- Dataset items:

++++++++

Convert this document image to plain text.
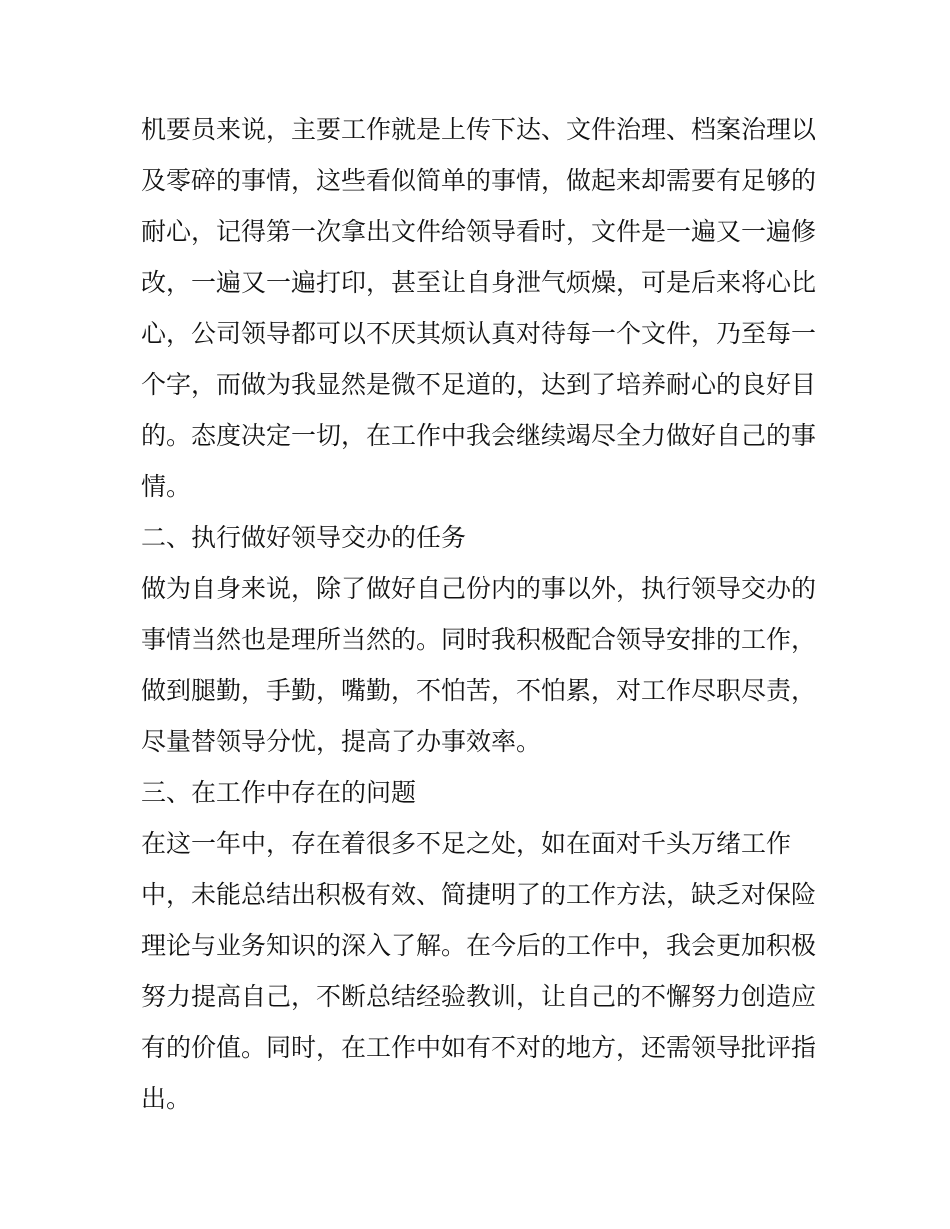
机要员来说，主要工作就是上传下达、文件治理、档案治理以
及零碎的事情，这些看似简单的事情，做起来却需要有足够的
耐心，记得第一次拿出文件给领导看时，文件是一遍又一遍修
改，一遍又一遍打印，甚至让自身泄气烦燥，可是后来将心比
心，公司领导都可以不厌其烦认真对待每一个文件，乃至每一
个字，而做为我显然是微不足道的，达到了培养耐心的良好目
的。态度决定一切，在工作中我会继续竭尽全力做好自己的事
情。
二、执行做好领导交办的任务
做为自身来说，除了做好自己份内的事以外，执行领导交办的
事情当然也是理所当然的。同时我积极配合领导安排的工作，
做到腿勤，手勤，嘴勤，不怕苦，不怕累，对工作尽职尽责，
尽量替领导分忧，提高了办事效率。
三、在工作中存在的问题
在这一年中，存在着很多不足之处，如在面对千头万绪工作
中，未能总结出积极有效、简捷明了的工作方法，缺乏对保险
理论与业务知识的深入了解。在今后的工作中，我会更加积极
努力提高自己，不断总结经验教训，让自己的不懈努力创造应
有的价值。同时，在工作中如有不对的地方，还需领导批评指
出。
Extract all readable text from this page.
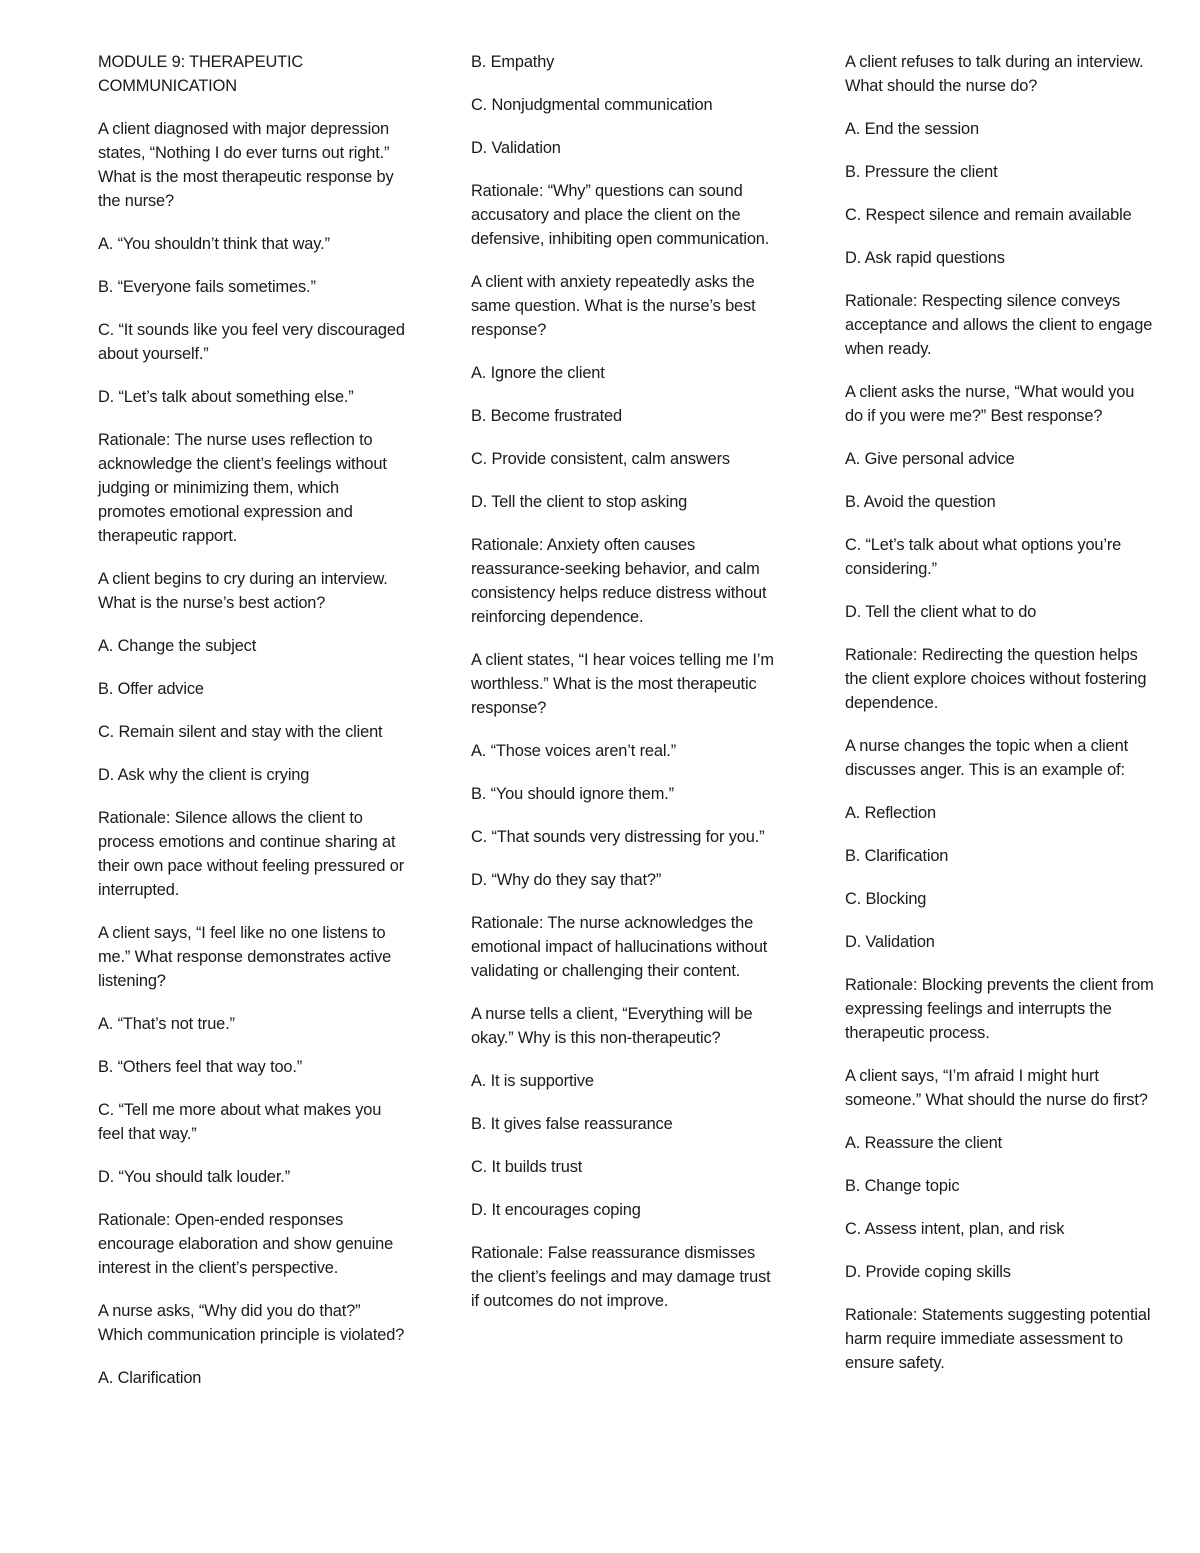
MODULE 9: THERAPEUTIC COMMUNICATION

A client diagnosed with major depression states, “Nothing I do ever turns out right.” What is the most therapeutic response by the nurse?

A. “You shouldn’t think that way.”

B. “Everyone fails sometimes.”

C. “It sounds like you feel very discouraged about yourself.”

D. “Let’s talk about something else.”

Rationale: The nurse uses reflection to acknowledge the client’s feelings without judging or minimizing them, which promotes emotional expression and therapeutic rapport.

A client begins to cry during an interview. What is the nurse’s best action?

A. Change the subject

B. Offer advice

C. Remain silent and stay with the client

D. Ask why the client is crying

Rationale: Silence allows the client to process emotions and continue sharing at their own pace without feeling pressured or interrupted.

A client says, “I feel like no one listens to me.” What response demonstrates active listening?

A. “That’s not true.”

B. “Others feel that way too.”

C. “Tell me more about what makes you feel that way.”

D. “You should talk louder.”

Rationale: Open-ended responses encourage elaboration and show genuine interest in the client’s perspective.

A nurse asks, “Why did you do that?” Which communication principle is violated?

A. Clarification

B. Empathy

C. Nonjudgmental communication

D. Validation

Rationale: “Why” questions can sound accusatory and place the client on the defensive, inhibiting open communication.

A client with anxiety repeatedly asks the same question. What is the nurse’s best response?

A. Ignore the client

B. Become frustrated

C. Provide consistent, calm answers

D. Tell the client to stop asking

Rationale: Anxiety often causes reassurance-seeking behavior, and calm consistency helps reduce distress without reinforcing dependence.

A client states, “I hear voices telling me I’m worthless.” What is the most therapeutic response?

A. “Those voices aren’t real.”

B. “You should ignore them.”

C. “That sounds very distressing for you.”

D. “Why do they say that?”

Rationale: The nurse acknowledges the emotional impact of hallucinations without validating or challenging their content.

A nurse tells a client, “Everything will be okay.” Why is this non-therapeutic?

A. It is supportive

B. It gives false reassurance

C. It builds trust

D. It encourages coping

Rationale: False reassurance dismisses the client’s feelings and may damage trust if outcomes do not improve.

A client refuses to talk during an interview. What should the nurse do?

A. End the session

B. Pressure the client

C. Respect silence and remain available

D. Ask rapid questions

Rationale: Respecting silence conveys acceptance and allows the client to engage when ready.

A client asks the nurse, “What would you do if you were me?” Best response?

A. Give personal advice

B. Avoid the question

C. “Let’s talk about what options you’re considering.”

D. Tell the client what to do

Rationale: Redirecting the question helps the client explore choices without fostering dependence.

A nurse changes the topic when a client discusses anger. This is an example of:

A. Reflection

B. Clarification

C. Blocking

D. Validation

Rationale: Blocking prevents the client from expressing feelings and interrupts the therapeutic process.

A client says, “I’m afraid I might hurt someone.” What should the nurse do first?

A. Reassure the client

B. Change topic

C. Assess intent, plan, and risk

D. Provide coping skills

Rationale: Statements suggesting potential harm require immediate assessment to ensure safety.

++++++++

- Brief: Reproduce all of the data exactly; the pictures do not belong in the copy.

- Answer in full:
Convert this document image to plain text.
机要员来说，主要工作就是上传下达、文件治理、档案治理以
及零碎的事情，这些看似简单的事情，做起来却需要有足够的
耐心，记得第一次拿出文件给领导看时，文件是一遍又一遍修
改，一遍又一遍打印，甚至让自身泄气烦燥，可是后来将心比
心，公司领导都可以不厌其烦认真对待每一个文件，乃至每一
个字，而做为我显然是微不足道的，达到了培养耐心的良好目
的。态度决定一切，在工作中我会继续竭尽全力做好自己的事
情。
二、执行做好领导交办的任务
做为自身来说，除了做好自己份内的事以外，执行领导交办的
事情当然也是理所当然的。同时我积极配合领导安排的工作，
做到腿勤，手勤，嘴勤，不怕苦，不怕累，对工作尽职尽责，
尽量替领导分忧，提高了办事效率。
三、在工作中存在的问题
在这一年中，存在着很多不足之处，如在面对千头万绪工作
中，未能总结出积极有效、简捷明了的工作方法，缺乏对保险
理论与业务知识的深入了解。在今后的工作中，我会更加积极
努力提高自己，不断总结经验教训，让自己的不懈努力创造应
有的价值。同时，在工作中如有不对的地方，还需领导批评指
出。
Extract all readable text from this page.
MODULE 9: THERAPEUTIC COMMUNICATION

A client diagnosed with major depression states, “Nothing I do ever turns out right.” What is the most therapeutic response by the nurse?

A. “You shouldn’t think that way.”

B. “Everyone fails sometimes.”

C. “It sounds like you feel very discouraged about yourself.”

D. “Let’s talk about something else.”

Rationale: The nurse uses reflection to acknowledge the client’s feelings without judging or minimizing them, which promotes emotional expression and therapeutic rapport.

A client begins to cry during an interview. What is the nurse’s best action?

A. Change the subject

B. Offer advice

C. Remain silent and stay with the client

D. Ask why the client is crying

Rationale: Silence allows the client to process emotions and continue sharing at their own pace without feeling pressured or interrupted.

A client says, “I feel like no one listens to me.” What response demonstrates active listening?

A. “That’s not true.”

B. “Others feel that way too.”

C. “Tell me more about what makes you feel that way.”

D. “You should talk louder.”

Rationale: Open-ended responses encourage elaboration and show genuine interest in the client’s perspective.

A nurse asks, “Why did you do that?” Which communication principle is violated?

A. Clarification

B. Empathy

C. Nonjudgmental communication

D. Validation

Rationale: “Why” questions can sound accusatory and place the client on the defensive, inhibiting open communication.

A client with anxiety repeatedly asks the same question. What is the nurse’s best response?

A. Ignore the client

B. Become frustrated

C. Provide consistent, calm answers

D. Tell the client to stop asking

Rationale: Anxiety often causes reassurance-seeking behavior, and calm consistency helps reduce distress without reinforcing dependence.

A client states, “I hear voices telling me I’m worthless.” What is the most therapeutic response?

A. “Those voices aren’t real.”

B. “You should ignore them.”

C. “That sounds very distressing for you.”

D. “Why do they say that?”

Rationale: The nurse acknowledges the emotional impact of hallucinations without validating or challenging their content.

A nurse tells a client, “Everything will be okay.” Why is this non-therapeutic?

A. It is supportive

B. It gives false reassurance

C. It builds trust

D. It encourages coping

Rationale: False reassurance dismisses the client’s feelings and may damage trust if outcomes do not improve.

A client refuses to talk during an interview. What should the nurse do?

A. End the session

B. Pressure the client

C. Respect silence and remain available

D. Ask rapid questions

Rationale: Respecting silence conveys acceptance and allows the client to engage when ready.

A client asks the nurse, “What would you do if you were me?” Best response?

A. Give personal advice

B. Avoid the question

C. “Let’s talk about what options you’re considering.”

D. Tell the client what to do

Rationale: Redirecting the question helps the client explore choices without fostering dependence.

A nurse changes the topic when a client discusses anger. This is an example of:

A. Reflection

B. Clarification

C. Blocking

D. Validation

Rationale: Blocking prevents the client from expressing feelings and interrupts the therapeutic process.

A client says, “I’m afraid I might hurt someone.” What should the nurse do first?

A. Reassure the client

B. Change topic

C. Assess intent, plan, and risk

D. Provide coping skills

Rationale: Statements suggesting potential harm require immediate assessment to ensure safety.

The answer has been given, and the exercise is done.